:: Information given ::

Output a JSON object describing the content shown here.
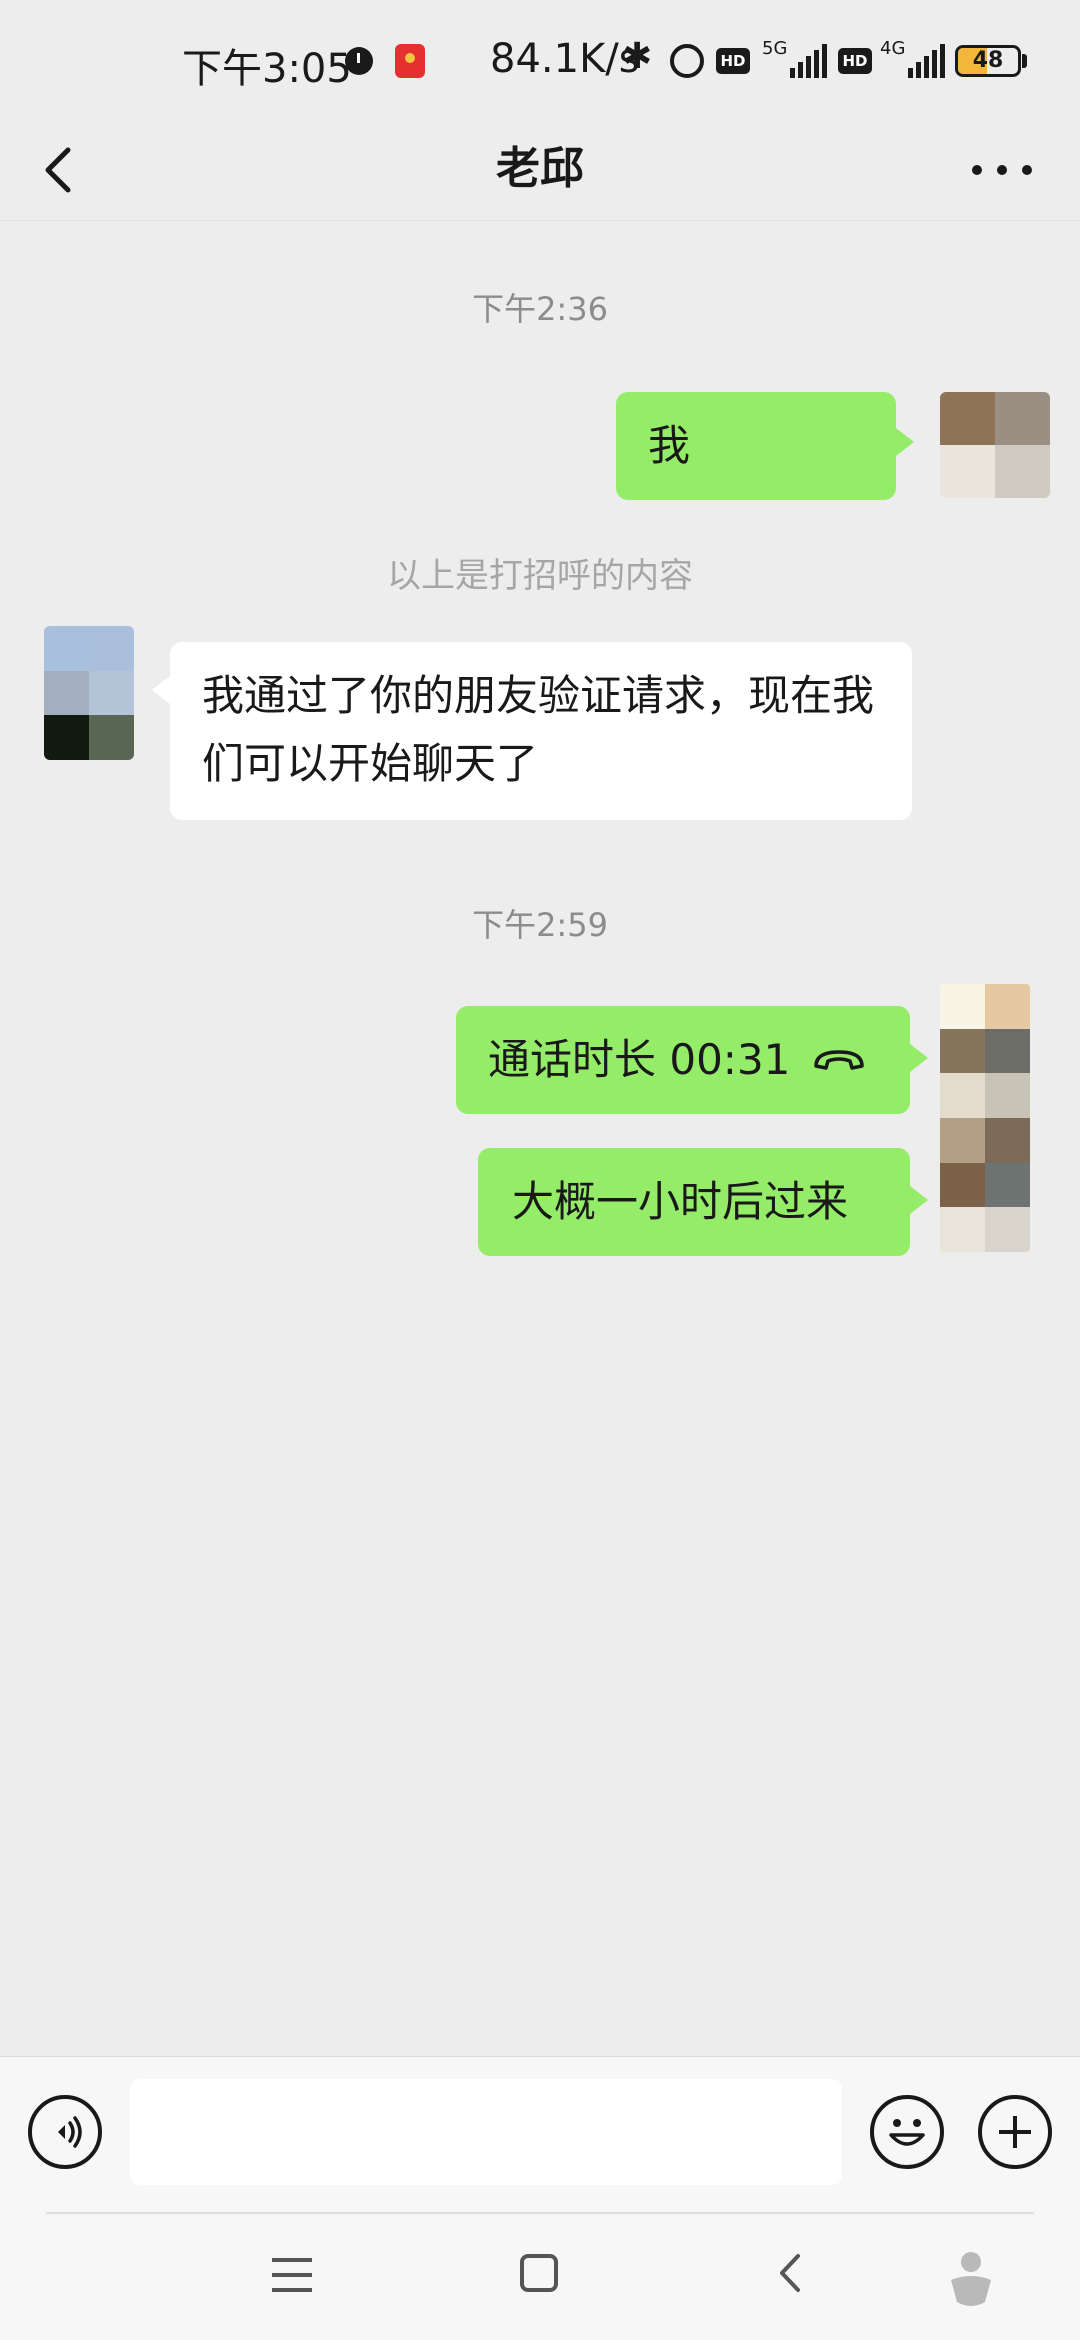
{
  "status_bar": {
    "time": "下午3:05",
    "speed": "84.1K/s",
    "hd_label": "HD",
    "net1": "5G",
    "net2": "4G",
    "battery": "48",
    "battery_level": 0.48
  },
  "header": {
    "title": "老邱"
  },
  "chat": {
    "timestamp1": "下午2:36",
    "sent_greeting": "我",
    "system_note": "以上是打招呼的内容",
    "received_msg": "我通过了你的朋友验证请求，现在我们可以开始聊天了",
    "timestamp2": "下午2:59",
    "call_msg": "通话时长 00:31",
    "sent_msg2": "大概一小时后过来"
  },
  "colors": {
    "bubble_sent": "#95ec69",
    "bubble_received": "#ffffff",
    "background": "#ededed"
  },
  "icons": {
    "back": "chevron-left-icon",
    "more": "more-icon",
    "voice": "voice-icon",
    "emoji": "emoji-icon",
    "add": "plus-icon",
    "phone": "phone-icon"
  }
}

:::

Requirements. All the records above need to be given again word for word. Skip the pictures.

Finished answer.
Output a JSON object describing the content shown here.
{
  "status_bar": {
    "time": "下午3:05",
    "speed": "84.1K/s",
    "hd_label": "HD",
    "net1": "5G",
    "net2": "4G",
    "battery": "48",
    "battery_level": 0.48
  },
  "header": {
    "title": "老邱"
  },
  "chat": {
    "timestamp1": "下午2:36",
    "sent_greeting": "我",
    "system_note": "以上是打招呼的内容",
    "received_msg": "我通过了你的朋友验证请求，现在我们可以开始聊天了",
    "timestamp2": "下午2:59",
    "call_msg": "通话时长 00:31",
    "sent_msg2": "大概一小时后过来"
  },
  "colors": {
    "bubble_sent": "#95ec69",
    "bubble_received": "#ffffff",
    "background": "#ededed"
  },
  "icons": {
    "back": "chevron-left-icon",
    "more": "more-icon",
    "voice": "voice-icon",
    "emoji": "emoji-icon",
    "add": "plus-icon",
    "phone": "phone-icon"
  }
}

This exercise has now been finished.